*Records for the task*.
────────────────────────────────────────

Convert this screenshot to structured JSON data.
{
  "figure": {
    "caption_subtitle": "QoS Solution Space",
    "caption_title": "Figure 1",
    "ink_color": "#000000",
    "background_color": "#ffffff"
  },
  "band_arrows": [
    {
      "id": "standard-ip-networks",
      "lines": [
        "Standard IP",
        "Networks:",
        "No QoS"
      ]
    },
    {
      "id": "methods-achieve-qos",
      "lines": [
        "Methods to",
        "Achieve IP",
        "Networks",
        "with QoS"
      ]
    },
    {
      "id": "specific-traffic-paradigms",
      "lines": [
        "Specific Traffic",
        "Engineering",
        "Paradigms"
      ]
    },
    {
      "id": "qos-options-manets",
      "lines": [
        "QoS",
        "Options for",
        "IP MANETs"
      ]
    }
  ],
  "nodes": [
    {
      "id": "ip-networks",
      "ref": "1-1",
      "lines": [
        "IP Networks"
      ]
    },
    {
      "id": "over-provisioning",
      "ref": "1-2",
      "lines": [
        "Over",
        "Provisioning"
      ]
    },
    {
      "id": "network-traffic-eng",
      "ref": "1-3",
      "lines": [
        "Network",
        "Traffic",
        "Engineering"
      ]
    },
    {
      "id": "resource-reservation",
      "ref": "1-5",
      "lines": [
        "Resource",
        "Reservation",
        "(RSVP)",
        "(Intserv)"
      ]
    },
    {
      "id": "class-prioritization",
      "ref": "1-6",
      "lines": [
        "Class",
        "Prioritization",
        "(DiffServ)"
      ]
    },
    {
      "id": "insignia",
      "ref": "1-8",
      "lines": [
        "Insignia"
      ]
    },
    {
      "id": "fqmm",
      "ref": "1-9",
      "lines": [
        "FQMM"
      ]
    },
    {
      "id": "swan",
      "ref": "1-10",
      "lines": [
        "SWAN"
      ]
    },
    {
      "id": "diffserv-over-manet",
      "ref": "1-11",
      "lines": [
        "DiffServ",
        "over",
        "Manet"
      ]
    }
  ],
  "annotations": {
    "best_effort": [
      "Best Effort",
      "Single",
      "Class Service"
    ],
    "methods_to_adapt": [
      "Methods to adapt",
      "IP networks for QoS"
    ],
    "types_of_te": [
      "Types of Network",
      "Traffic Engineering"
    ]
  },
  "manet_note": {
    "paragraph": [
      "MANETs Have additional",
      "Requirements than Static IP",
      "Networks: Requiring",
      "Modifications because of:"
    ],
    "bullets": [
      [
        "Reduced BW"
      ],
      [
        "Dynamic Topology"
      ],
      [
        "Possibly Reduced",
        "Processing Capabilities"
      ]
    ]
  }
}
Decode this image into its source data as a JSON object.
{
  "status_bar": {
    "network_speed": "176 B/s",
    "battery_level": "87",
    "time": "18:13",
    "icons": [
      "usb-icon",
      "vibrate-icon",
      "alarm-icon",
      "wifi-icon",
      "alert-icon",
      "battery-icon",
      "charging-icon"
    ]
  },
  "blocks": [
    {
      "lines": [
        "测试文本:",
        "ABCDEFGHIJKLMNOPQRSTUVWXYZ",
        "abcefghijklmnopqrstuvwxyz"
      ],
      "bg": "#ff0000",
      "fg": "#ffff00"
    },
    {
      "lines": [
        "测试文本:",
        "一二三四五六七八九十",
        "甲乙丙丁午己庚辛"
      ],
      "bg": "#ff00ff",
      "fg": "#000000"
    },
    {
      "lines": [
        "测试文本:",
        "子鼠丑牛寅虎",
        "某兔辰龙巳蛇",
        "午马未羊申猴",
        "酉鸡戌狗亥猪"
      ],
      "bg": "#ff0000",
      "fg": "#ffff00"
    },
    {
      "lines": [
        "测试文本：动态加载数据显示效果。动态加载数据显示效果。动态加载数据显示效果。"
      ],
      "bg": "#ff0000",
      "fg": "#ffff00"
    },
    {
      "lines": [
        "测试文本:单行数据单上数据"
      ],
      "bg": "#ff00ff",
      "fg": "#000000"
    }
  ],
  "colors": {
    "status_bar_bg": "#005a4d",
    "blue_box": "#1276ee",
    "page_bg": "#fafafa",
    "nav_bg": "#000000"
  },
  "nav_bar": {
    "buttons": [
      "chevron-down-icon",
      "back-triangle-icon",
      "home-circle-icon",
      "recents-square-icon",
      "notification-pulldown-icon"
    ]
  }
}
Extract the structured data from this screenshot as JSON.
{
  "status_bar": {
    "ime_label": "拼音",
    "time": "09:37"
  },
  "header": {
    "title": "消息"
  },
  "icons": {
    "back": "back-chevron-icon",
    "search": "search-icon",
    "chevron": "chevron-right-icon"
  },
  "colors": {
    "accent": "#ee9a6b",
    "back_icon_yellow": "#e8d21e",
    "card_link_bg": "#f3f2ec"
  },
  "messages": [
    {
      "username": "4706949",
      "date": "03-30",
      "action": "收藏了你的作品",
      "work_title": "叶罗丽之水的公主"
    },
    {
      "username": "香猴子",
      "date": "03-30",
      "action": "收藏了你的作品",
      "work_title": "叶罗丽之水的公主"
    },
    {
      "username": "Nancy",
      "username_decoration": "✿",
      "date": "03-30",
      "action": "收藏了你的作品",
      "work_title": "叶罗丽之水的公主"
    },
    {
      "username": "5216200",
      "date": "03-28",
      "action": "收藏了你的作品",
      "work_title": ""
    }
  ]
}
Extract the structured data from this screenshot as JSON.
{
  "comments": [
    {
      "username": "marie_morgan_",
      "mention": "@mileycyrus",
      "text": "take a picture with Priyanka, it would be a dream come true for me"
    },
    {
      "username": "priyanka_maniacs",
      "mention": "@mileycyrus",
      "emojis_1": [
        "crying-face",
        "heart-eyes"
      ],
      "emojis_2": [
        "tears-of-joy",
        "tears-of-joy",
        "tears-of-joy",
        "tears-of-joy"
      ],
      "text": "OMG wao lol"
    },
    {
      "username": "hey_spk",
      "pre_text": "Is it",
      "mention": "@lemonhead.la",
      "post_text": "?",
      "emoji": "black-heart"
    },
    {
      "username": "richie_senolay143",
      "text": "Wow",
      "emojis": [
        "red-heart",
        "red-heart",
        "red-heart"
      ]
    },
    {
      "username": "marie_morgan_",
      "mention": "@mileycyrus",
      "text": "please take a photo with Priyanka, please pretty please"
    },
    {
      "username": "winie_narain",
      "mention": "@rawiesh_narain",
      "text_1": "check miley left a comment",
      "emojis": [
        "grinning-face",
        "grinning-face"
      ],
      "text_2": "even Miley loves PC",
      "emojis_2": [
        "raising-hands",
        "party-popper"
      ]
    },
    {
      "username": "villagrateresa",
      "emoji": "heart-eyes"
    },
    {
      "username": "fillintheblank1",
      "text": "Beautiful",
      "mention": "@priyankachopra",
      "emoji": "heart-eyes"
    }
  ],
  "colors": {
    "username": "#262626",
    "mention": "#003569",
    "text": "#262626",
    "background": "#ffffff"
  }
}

────────────────────────────────────────

Extract every record. Keep wording exact.

Convert this screenshot to structured JSON data.
{
  "figure": {
    "caption_subtitle": "QoS Solution Space",
    "caption_title": "Figure 1",
    "ink_color": "#000000",
    "background_color": "#ffffff"
  },
  "band_arrows": [
    {
      "id": "standard-ip-networks",
      "lines": [
        "Standard IP",
        "Networks:",
        "No QoS"
      ]
    },
    {
      "id": "methods-achieve-qos",
      "lines": [
        "Methods to",
        "Achieve IP",
        "Networks",
        "with QoS"
      ]
    },
    {
      "id": "specific-traffic-paradigms",
      "lines": [
        "Specific Traffic",
        "Engineering",
        "Paradigms"
      ]
    },
    {
      "id": "qos-options-manets",
      "lines": [
        "QoS",
        "Options for",
        "IP MANETs"
      ]
    }
  ],
  "nodes": [
    {
      "id": "ip-networks",
      "ref": "1-1",
      "lines": [
        "IP Networks"
      ]
    },
    {
      "id": "over-provisioning",
      "ref": "1-2",
      "lines": [
        "Over",
        "Provisioning"
      ]
    },
    {
      "id": "network-traffic-eng",
      "ref": "1-3",
      "lines": [
        "Network",
        "Traffic",
        "Engineering"
      ]
    },
    {
      "id": "resource-reservation",
      "ref": "1-5",
      "lines": [
        "Resource",
        "Reservation",
        "(RSVP)",
        "(Intserv)"
      ]
    },
    {
      "id": "class-prioritization",
      "ref": "1-6",
      "lines": [
        "Class",
        "Prioritization",
        "(DiffServ)"
      ]
    },
    {
      "id": "insignia",
      "ref": "1-8",
      "lines": [
        "Insignia"
      ]
    },
    {
      "id": "fqmm",
      "ref": "1-9",
      "lines": [
        "FQMM"
      ]
    },
    {
      "id": "swan",
      "ref": "1-10",
      "lines": [
        "SWAN"
      ]
    },
    {
      "id": "diffserv-over-manet",
      "ref": "1-11",
      "lines": [
        "DiffServ",
        "over",
        "Manet"
      ]
    }
  ],
  "annotations": {
    "best_effort": [
      "Best Effort",
      "Single",
      "Class Service"
    ],
    "methods_to_adapt": [
      "Methods to adapt",
      "IP networks for QoS"
    ],
    "types_of_te": [
      "Types of Network",
      "Traffic Engineering"
    ]
  },
  "manet_note": {
    "paragraph": [
      "MANETs Have additional",
      "Requirements than Static IP",
      "Networks: Requiring",
      "Modifications because of:"
    ],
    "bullets": [
      [
        "Reduced BW"
      ],
      [
        "Dynamic Topology"
      ],
      [
        "Possibly Reduced",
        "Processing Capabilities"
      ]
    ]
  }
}
Decode this image into its source data as a JSON object.
{
  "status_bar": {
    "network_speed": "176 B/s",
    "battery_level": "87",
    "time": "18:13",
    "icons": [
      "usb-icon",
      "vibrate-icon",
      "alarm-icon",
      "wifi-icon",
      "alert-icon",
      "battery-icon",
      "charging-icon"
    ]
  },
  "blocks": [
    {
      "lines": [
        "测试文本:",
        "ABCDEFGHIJKLMNOPQRSTUVWXYZ",
        "abcefghijklmnopqrstuvwxyz"
      ],
      "bg": "#ff0000",
      "fg": "#ffff00"
    },
    {
      "lines": [
        "测试文本:",
        "一二三四五六七八九十",
        "甲乙丙丁午己庚辛"
      ],
      "bg": "#ff00ff",
      "fg": "#000000"
    },
    {
      "lines": [
        "测试文本:",
        "子鼠丑牛寅虎",
        "某兔辰龙巳蛇",
        "午马未羊申猴",
        "酉鸡戌狗亥猪"
      ],
      "bg": "#ff0000",
      "fg": "#ffff00"
    },
    {
      "lines": [
        "测试文本：动态加载数据显示效果。动态加载数据显示效果。动态加载数据显示效果。"
      ],
      "bg": "#ff0000",
      "fg": "#ffff00"
    },
    {
      "lines": [
        "测试文本:单行数据单上数据"
      ],
      "bg": "#ff00ff",
      "fg": "#000000"
    }
  ],
  "colors": {
    "status_bar_bg": "#005a4d",
    "blue_box": "#1276ee",
    "page_bg": "#fafafa",
    "nav_bg": "#000000"
  },
  "nav_bar": {
    "buttons": [
      "chevron-down-icon",
      "back-triangle-icon",
      "home-circle-icon",
      "recents-square-icon",
      "notification-pulldown-icon"
    ]
  }
}
Extract the structured data from this screenshot as JSON.
{
  "status_bar": {
    "ime_label": "拼音",
    "time": "09:37"
  },
  "header": {
    "title": "消息"
  },
  "icons": {
    "back": "back-chevron-icon",
    "search": "search-icon",
    "chevron": "chevron-right-icon"
  },
  "colors": {
    "accent": "#ee9a6b",
    "back_icon_yellow": "#e8d21e",
    "card_link_bg": "#f3f2ec"
  },
  "messages": [
    {
      "username": "4706949",
      "date": "03-30",
      "action": "收藏了你的作品",
      "work_title": "叶罗丽之水的公主"
    },
    {
      "username": "香猴子",
      "date": "03-30",
      "action": "收藏了你的作品",
      "work_title": "叶罗丽之水的公主"
    },
    {
      "username": "Nancy",
      "username_decoration": "✿",
      "date": "03-30",
      "action": "收藏了你的作品",
      "work_title": "叶罗丽之水的公主"
    },
    {
      "username": "5216200",
      "date": "03-28",
      "action": "收藏了你的作品",
      "work_title": ""
    }
  ]
}
Extract the structured data from this screenshot as JSON.
{
  "comments": [
    {
      "username": "marie_morgan_",
      "mention": "@mileycyrus",
      "text": "take a picture with Priyanka, it would be a dream come true for me"
    },
    {
      "username": "priyanka_maniacs",
      "mention": "@mileycyrus",
      "emojis_1": [
        "crying-face",
        "heart-eyes"
      ],
      "emojis_2": [
        "tears-of-joy",
        "tears-of-joy",
        "tears-of-joy",
        "tears-of-joy"
      ],
      "text": "OMG wao lol"
    },
    {
      "username": "hey_spk",
      "pre_text": "Is it",
      "mention": "@lemonhead.la",
      "post_text": "?",
      "emoji": "black-heart"
    },
    {
      "username": "richie_senolay143",
      "text": "Wow",
      "emojis": [
        "red-heart",
        "red-heart",
        "red-heart"
      ]
    },
    {
      "username": "marie_morgan_",
      "mention": "@mileycyrus",
      "text": "please take a photo with Priyanka, please pretty please"
    },
    {
      "username": "winie_narain",
      "mention": "@rawiesh_narain",
      "text_1": "check miley left a comment",
      "emojis": [
        "grinning-face",
        "grinning-face"
      ],
      "text_2": "even Miley loves PC",
      "emojis_2": [
        "raising-hands",
        "party-popper"
      ]
    },
    {
      "username": "villagrateresa",
      "emoji": "heart-eyes"
    },
    {
      "username": "fillintheblank1",
      "text": "Beautiful",
      "mention": "@priyankachopra",
      "emoji": "heart-eyes"
    }
  ],
  "colors": {
    "username": "#262626",
    "mention": "#003569",
    "text": "#262626",
    "background": "#ffffff"
  }
}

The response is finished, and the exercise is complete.